_WHAT TO DO_:
Search the entries below. Return every line that has "Drain" in it.
= = = = =
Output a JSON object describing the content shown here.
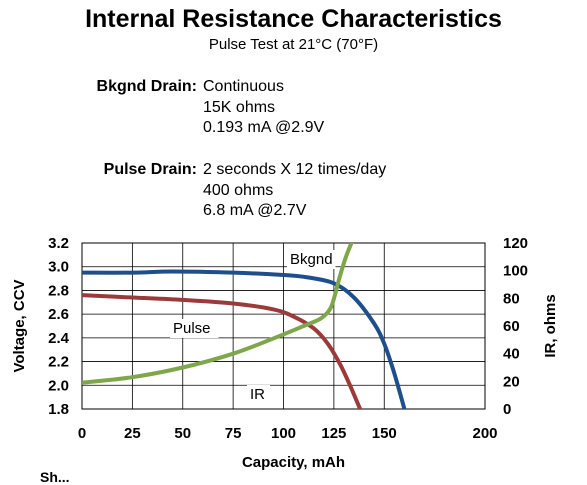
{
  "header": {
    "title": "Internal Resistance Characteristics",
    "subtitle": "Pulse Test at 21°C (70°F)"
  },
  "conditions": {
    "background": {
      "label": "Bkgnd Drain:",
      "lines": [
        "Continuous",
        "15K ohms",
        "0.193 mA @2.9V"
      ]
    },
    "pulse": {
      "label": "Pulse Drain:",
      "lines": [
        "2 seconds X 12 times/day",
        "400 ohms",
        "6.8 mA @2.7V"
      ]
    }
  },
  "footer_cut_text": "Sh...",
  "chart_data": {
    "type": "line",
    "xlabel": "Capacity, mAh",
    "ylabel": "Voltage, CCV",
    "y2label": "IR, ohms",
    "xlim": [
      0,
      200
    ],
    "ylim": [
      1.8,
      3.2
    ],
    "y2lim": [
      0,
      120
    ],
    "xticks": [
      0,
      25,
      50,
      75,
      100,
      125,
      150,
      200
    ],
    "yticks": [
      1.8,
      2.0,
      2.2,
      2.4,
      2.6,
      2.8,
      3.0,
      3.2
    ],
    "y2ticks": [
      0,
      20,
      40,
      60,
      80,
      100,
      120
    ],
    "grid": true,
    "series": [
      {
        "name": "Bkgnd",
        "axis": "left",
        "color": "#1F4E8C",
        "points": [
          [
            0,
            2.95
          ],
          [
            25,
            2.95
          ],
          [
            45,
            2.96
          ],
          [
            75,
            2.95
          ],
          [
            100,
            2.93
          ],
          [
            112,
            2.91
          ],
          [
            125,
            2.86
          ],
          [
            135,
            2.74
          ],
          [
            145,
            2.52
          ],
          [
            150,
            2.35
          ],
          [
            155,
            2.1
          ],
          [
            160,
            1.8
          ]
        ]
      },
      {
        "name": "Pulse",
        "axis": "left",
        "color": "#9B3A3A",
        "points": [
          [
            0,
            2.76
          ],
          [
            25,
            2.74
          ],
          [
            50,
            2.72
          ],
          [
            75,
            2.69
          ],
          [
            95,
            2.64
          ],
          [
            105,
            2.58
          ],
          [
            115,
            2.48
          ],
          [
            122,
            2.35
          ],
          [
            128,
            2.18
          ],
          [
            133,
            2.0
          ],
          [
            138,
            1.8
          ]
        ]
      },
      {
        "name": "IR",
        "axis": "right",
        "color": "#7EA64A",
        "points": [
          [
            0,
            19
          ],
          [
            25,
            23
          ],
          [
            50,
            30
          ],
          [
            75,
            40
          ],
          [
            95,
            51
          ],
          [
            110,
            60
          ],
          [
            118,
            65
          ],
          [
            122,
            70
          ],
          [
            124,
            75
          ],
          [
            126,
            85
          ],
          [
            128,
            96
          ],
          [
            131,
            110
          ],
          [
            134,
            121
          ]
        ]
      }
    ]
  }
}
= = = = =
_RESPONSE TO THE EXERCISE_:
      "label": "Bkgnd Drain:",
      "label": "Pulse Drain:",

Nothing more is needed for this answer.